Work to do: Each line of the material below should be reproduced exactly.
*-*-*
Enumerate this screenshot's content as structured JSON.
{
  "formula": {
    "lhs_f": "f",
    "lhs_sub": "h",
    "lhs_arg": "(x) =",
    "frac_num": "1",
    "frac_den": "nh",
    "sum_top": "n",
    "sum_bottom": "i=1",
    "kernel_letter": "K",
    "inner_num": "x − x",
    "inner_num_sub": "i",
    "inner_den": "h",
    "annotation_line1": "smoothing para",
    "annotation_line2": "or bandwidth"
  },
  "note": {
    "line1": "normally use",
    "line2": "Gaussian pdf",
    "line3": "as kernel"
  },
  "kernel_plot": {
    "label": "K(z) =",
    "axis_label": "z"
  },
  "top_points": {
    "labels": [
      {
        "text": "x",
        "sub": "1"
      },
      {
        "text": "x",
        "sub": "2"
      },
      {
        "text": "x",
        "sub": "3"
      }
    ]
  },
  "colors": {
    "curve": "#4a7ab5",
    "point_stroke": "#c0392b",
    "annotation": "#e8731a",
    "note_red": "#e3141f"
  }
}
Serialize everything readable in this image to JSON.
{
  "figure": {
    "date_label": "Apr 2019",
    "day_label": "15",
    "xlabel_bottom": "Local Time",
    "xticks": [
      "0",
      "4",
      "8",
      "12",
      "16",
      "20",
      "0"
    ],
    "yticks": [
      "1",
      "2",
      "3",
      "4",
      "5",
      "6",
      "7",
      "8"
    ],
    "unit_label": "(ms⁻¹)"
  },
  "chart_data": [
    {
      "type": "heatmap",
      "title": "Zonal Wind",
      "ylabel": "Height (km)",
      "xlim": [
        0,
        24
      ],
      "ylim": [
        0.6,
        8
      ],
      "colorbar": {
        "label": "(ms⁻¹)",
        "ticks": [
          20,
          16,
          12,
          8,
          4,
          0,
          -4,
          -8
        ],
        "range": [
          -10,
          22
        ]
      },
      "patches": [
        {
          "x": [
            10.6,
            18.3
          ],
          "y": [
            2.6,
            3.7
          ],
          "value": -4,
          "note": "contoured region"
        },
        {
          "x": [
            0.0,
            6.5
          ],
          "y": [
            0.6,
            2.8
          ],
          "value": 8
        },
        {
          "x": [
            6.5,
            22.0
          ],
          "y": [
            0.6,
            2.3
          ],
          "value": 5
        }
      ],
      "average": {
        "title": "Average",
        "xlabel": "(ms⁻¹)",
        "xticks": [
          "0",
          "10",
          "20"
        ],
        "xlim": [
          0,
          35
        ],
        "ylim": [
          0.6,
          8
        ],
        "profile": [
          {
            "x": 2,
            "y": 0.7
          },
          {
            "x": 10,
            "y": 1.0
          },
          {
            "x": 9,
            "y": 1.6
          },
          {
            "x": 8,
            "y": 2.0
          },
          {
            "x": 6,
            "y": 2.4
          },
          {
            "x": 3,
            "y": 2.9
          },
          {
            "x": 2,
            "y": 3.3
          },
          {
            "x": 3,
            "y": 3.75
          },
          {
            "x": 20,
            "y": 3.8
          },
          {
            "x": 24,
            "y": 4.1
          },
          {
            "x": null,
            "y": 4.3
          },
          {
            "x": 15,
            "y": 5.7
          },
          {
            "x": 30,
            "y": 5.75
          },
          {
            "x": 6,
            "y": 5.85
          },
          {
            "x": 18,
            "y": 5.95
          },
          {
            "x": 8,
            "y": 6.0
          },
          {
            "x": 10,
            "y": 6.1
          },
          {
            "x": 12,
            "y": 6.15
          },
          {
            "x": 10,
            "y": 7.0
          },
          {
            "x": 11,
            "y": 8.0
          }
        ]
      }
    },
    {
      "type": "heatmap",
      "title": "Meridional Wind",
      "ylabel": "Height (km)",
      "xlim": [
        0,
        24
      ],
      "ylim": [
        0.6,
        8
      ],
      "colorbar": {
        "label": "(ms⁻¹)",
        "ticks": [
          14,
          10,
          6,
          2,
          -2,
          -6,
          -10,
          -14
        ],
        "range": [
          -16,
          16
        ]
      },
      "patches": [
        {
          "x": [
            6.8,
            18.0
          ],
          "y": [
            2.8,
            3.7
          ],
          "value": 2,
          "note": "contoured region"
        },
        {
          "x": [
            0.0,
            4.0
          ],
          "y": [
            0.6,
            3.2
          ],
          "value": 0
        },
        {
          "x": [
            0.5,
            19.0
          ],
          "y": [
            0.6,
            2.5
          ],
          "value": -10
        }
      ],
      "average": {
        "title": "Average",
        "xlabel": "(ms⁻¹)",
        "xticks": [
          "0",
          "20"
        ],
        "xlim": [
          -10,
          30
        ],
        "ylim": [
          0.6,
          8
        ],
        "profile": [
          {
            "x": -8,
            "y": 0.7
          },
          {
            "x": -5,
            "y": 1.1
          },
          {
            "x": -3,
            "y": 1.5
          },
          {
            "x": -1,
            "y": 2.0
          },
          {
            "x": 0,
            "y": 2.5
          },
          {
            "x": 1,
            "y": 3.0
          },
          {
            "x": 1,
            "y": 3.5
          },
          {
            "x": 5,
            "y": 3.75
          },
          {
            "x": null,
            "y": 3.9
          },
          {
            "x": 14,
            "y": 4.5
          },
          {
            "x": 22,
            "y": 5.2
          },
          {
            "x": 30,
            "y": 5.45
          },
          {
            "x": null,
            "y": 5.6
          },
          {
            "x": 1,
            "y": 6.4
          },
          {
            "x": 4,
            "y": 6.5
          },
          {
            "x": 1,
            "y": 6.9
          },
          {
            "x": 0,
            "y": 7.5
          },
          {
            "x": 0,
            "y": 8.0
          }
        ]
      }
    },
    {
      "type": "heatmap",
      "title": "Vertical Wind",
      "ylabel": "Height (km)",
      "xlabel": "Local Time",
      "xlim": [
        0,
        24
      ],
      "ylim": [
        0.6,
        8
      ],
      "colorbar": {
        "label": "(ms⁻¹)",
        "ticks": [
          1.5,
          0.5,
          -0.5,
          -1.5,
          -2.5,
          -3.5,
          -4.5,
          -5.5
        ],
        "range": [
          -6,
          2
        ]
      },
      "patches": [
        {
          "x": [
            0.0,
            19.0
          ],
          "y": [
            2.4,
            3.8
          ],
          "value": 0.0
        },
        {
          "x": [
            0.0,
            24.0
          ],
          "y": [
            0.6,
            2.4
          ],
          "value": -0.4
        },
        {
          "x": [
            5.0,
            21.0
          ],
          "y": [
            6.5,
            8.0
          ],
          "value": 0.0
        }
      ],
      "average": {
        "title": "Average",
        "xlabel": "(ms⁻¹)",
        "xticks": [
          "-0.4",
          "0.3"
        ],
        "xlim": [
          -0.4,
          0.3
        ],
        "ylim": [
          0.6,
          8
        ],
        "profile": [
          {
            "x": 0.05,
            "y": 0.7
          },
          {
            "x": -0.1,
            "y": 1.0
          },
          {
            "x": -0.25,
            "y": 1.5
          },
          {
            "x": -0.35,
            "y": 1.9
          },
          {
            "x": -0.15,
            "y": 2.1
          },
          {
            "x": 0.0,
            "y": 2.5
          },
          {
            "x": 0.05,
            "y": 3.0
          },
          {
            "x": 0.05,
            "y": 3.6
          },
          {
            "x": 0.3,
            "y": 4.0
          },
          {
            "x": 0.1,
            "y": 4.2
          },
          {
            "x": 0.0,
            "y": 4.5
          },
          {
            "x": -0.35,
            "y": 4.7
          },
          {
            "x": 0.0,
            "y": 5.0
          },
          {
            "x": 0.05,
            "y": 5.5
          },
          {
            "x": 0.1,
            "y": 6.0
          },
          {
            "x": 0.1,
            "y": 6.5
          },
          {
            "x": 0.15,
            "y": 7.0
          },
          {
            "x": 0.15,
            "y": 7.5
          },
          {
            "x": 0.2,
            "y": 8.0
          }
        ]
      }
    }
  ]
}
*-*-*
Response for this exercise:
Enumerate this screenshot's content as structured JSON.
{
  "formula": {
    "lhs_f": "f",
    "lhs_sub": "h",
    "lhs_arg": "(x) =",
    "frac_num": "1",
    "frac_den": "nh",
    "sum_top": "n",
    "sum_bottom": "i=1",
    "kernel_letter": "K",
    "inner_num": "x − x",
    "inner_num_sub": "i",
    "inner_den": "h",
    "annotation_line1": "smoothing para",
    "annotation_line2": "or bandwidth"
  },
  "note": {
    "line1": "normally use",
    "line2": "Gaussian pdf",
    "line3": "as kernel"
  },
  "kernel_plot": {
    "label": "K(z) =",
    "axis_label": "z"
  },
  "top_points": {
    "labels": [
      {
        "text": "x",
        "sub": "1"
      },
      {
        "text": "x",
        "sub": "2"
      },
      {
        "text": "x",
        "sub": "3"
      }
    ]
  },
  "colors": {
    "curve": "#4a7ab5",
    "point_stroke": "#c0392b",
    "annotation": "#e8731a",
    "note_red": "#e3141f"
  }
}
Serialize everything readable in this image to JSON.
{
  "figure": {
    "date_label": "Apr 2019",
    "day_label": "15",
    "xlabel_bottom": "Local Time",
    "xticks": [
      "0",
      "4",
      "8",
      "12",
      "16",
      "20",
      "0"
    ],
    "yticks": [
      "1",
      "2",
      "3",
      "4",
      "5",
      "6",
      "7",
      "8"
    ],
    "unit_label": "(ms⁻¹)"
  },
  "chart_data": [
    {
      "type": "heatmap",
      "title": "Zonal Wind",
      "ylabel": "Height (km)",
      "xlim": [
        0,
        24
      ],
      "ylim": [
        0.6,
        8
      ],
      "colorbar": {
        "label": "(ms⁻¹)",
        "ticks": [
          20,
          16,
          12,
          8,
          4,
          0,
          -4,
          -8
        ],
        "range": [
          -10,
          22
        ]
      },
      "patches": [
        {
          "x": [
            10.6,
            18.3
          ],
          "y": [
            2.6,
            3.7
          ],
          "value": -4,
          "note": "contoured region"
        },
        {
          "x": [
            0.0,
            6.5
          ],
          "y": [
            0.6,
            2.8
          ],
          "value": 8
        },
        {
          "x": [
            6.5,
            22.0
          ],
          "y": [
            0.6,
            2.3
          ],
          "value": 5
        }
      ],
      "average": {
        "title": "Average",
        "xlabel": "(ms⁻¹)",
        "xticks": [
          "0",
          "10",
          "20"
        ],
        "xlim": [
          0,
          35
        ],
        "ylim": [
          0.6,
          8
        ],
        "profile": [
          {
            "x": 2,
            "y": 0.7
          },
          {
            "x": 10,
            "y": 1.0
          },
          {
            "x": 9,
            "y": 1.6
          },
          {
            "x": 8,
            "y": 2.0
          },
          {
            "x": 6,
            "y": 2.4
          },
          {
            "x": 3,
            "y": 2.9
          },
          {
            "x": 2,
            "y": 3.3
          },
          {
            "x": 3,
            "y": 3.75
          },
          {
            "x": 20,
            "y": 3.8
          },
          {
            "x": 24,
            "y": 4.1
          },
          {
            "x": null,
            "y": 4.3
          },
          {
            "x": 15,
            "y": 5.7
          },
          {
            "x": 30,
            "y": 5.75
          },
          {
            "x": 6,
            "y": 5.85
          },
          {
            "x": 18,
            "y": 5.95
          },
          {
            "x": 8,
            "y": 6.0
          },
          {
            "x": 10,
            "y": 6.1
          },
          {
            "x": 12,
            "y": 6.15
          },
          {
            "x": 10,
            "y": 7.0
          },
          {
            "x": 11,
            "y": 8.0
          }
        ]
      }
    },
    {
      "type": "heatmap",
      "title": "Meridional Wind",
      "ylabel": "Height (km)",
      "xlim": [
        0,
        24
      ],
      "ylim": [
        0.6,
        8
      ],
      "colorbar": {
        "label": "(ms⁻¹)",
        "ticks": [
          14,
          10,
          6,
          2,
          -2,
          -6,
          -10,
          -14
        ],
        "range": [
          -16,
          16
        ]
      },
      "patches": [
        {
          "x": [
            6.8,
            18.0
          ],
          "y": [
            2.8,
            3.7
          ],
          "value": 2,
          "note": "contoured region"
        },
        {
          "x": [
            0.0,
            4.0
          ],
          "y": [
            0.6,
            3.2
          ],
          "value": 0
        },
        {
          "x": [
            0.5,
            19.0
          ],
          "y": [
            0.6,
            2.5
          ],
          "value": -10
        }
      ],
      "average": {
        "title": "Average",
        "xlabel": "(ms⁻¹)",
        "xticks": [
          "0",
          "20"
        ],
        "xlim": [
          -10,
          30
        ],
        "ylim": [
          0.6,
          8
        ],
        "profile": [
          {
            "x": -8,
            "y": 0.7
          },
          {
            "x": -5,
            "y": 1.1
          },
          {
            "x": -3,
            "y": 1.5
          },
          {
            "x": -1,
            "y": 2.0
          },
          {
            "x": 0,
            "y": 2.5
          },
          {
            "x": 1,
            "y": 3.0
          },
          {
            "x": 1,
            "y": 3.5
          },
          {
            "x": 5,
            "y": 3.75
          },
          {
            "x": null,
            "y": 3.9
          },
          {
            "x": 14,
            "y": 4.5
          },
          {
            "x": 22,
            "y": 5.2
          },
          {
            "x": 30,
            "y": 5.45
          },
          {
            "x": null,
            "y": 5.6
          },
          {
            "x": 1,
            "y": 6.4
          },
          {
            "x": 4,
            "y": 6.5
          },
          {
            "x": 1,
            "y": 6.9
          },
          {
            "x": 0,
            "y": 7.5
          },
          {
            "x": 0,
            "y": 8.0
          }
        ]
      }
    },
    {
      "type": "heatmap",
      "title": "Vertical Wind",
      "ylabel": "Height (km)",
      "xlabel": "Local Time",
      "xlim": [
        0,
        24
      ],
      "ylim": [
        0.6,
        8
      ],
      "colorbar": {
        "label": "(ms⁻¹)",
        "ticks": [
          1.5,
          0.5,
          -0.5,
          -1.5,
          -2.5,
          -3.5,
          -4.5,
          -5.5
        ],
        "range": [
          -6,
          2
        ]
      },
      "patches": [
        {
          "x": [
            0.0,
            19.0
          ],
          "y": [
            2.4,
            3.8
          ],
          "value": 0.0
        },
        {
          "x": [
            0.0,
            24.0
          ],
          "y": [
            0.6,
            2.4
          ],
          "value": -0.4
        },
        {
          "x": [
            5.0,
            21.0
          ],
          "y": [
            6.5,
            8.0
          ],
          "value": 0.0
        }
      ],
      "average": {
        "title": "Average",
        "xlabel": "(ms⁻¹)",
        "xticks": [
          "-0.4",
          "0.3"
        ],
        "xlim": [
          -0.4,
          0.3
        ],
        "ylim": [
          0.6,
          8
        ],
        "profile": [
          {
            "x": 0.05,
            "y": 0.7
          },
          {
            "x": -0.1,
            "y": 1.0
          },
          {
            "x": -0.25,
            "y": 1.5
          },
          {
            "x": -0.35,
            "y": 1.9
          },
          {
            "x": -0.15,
            "y": 2.1
          },
          {
            "x": 0.0,
            "y": 2.5
          },
          {
            "x": 0.05,
            "y": 3.0
          },
          {
            "x": 0.05,
            "y": 3.6
          },
          {
            "x": 0.3,
            "y": 4.0
          },
          {
            "x": 0.1,
            "y": 4.2
          },
          {
            "x": 0.0,
            "y": 4.5
          },
          {
            "x": -0.35,
            "y": 4.7
          },
          {
            "x": 0.0,
            "y": 5.0
          },
          {
            "x": 0.05,
            "y": 5.5
          },
          {
            "x": 0.1,
            "y": 6.0
          },
          {
            "x": 0.1,
            "y": 6.5
          },
          {
            "x": 0.15,
            "y": 7.0
          },
          {
            "x": 0.15,
            "y": 7.5
          },
          {
            "x": 0.2,
            "y": 8.0
          }
        ]
      }
    }
  ]
}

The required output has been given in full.